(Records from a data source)
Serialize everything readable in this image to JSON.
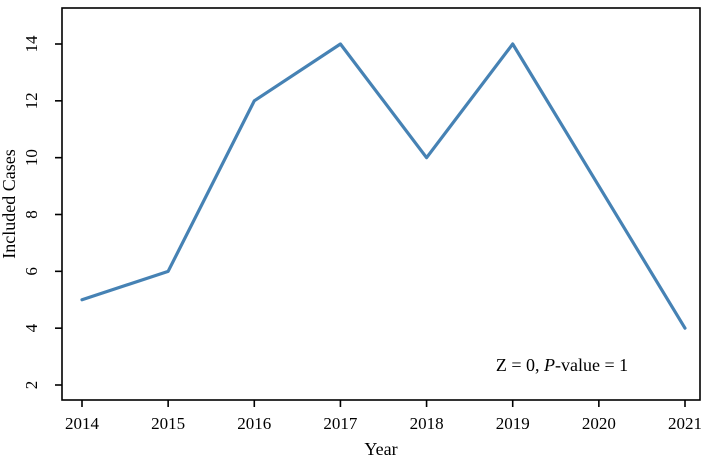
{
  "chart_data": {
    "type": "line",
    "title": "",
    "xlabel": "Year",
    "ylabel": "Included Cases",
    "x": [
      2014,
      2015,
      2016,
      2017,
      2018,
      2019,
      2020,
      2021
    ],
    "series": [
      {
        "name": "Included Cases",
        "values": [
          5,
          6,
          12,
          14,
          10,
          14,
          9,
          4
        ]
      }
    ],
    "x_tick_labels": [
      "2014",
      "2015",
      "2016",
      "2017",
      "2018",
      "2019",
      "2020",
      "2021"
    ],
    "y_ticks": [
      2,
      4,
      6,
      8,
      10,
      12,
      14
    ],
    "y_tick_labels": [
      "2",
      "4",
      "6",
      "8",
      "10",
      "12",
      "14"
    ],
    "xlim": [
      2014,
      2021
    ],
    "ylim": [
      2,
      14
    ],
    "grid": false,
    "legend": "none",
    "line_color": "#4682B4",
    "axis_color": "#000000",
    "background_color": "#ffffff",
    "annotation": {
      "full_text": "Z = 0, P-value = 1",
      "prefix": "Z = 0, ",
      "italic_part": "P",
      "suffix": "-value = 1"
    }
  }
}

- Requirements
Ignore the images and quote every line of the listing exactly.

- Result for this exercise
Serialize everything readable in this image to JSON.
{
  "chart_data": {
    "type": "line",
    "title": "",
    "xlabel": "Year",
    "ylabel": "Included Cases",
    "x": [
      2014,
      2015,
      2016,
      2017,
      2018,
      2019,
      2020,
      2021
    ],
    "series": [
      {
        "name": "Included Cases",
        "values": [
          5,
          6,
          12,
          14,
          10,
          14,
          9,
          4
        ]
      }
    ],
    "x_tick_labels": [
      "2014",
      "2015",
      "2016",
      "2017",
      "2018",
      "2019",
      "2020",
      "2021"
    ],
    "y_ticks": [
      2,
      4,
      6,
      8,
      10,
      12,
      14
    ],
    "y_tick_labels": [
      "2",
      "4",
      "6",
      "8",
      "10",
      "12",
      "14"
    ],
    "xlim": [
      2014,
      2021
    ],
    "ylim": [
      2,
      14
    ],
    "grid": false,
    "legend": "none",
    "line_color": "#4682B4",
    "axis_color": "#000000",
    "background_color": "#ffffff",
    "annotation": {
      "full_text": "Z = 0, P-value = 1",
      "prefix": "Z = 0, ",
      "italic_part": "P",
      "suffix": "-value = 1"
    }
  }
}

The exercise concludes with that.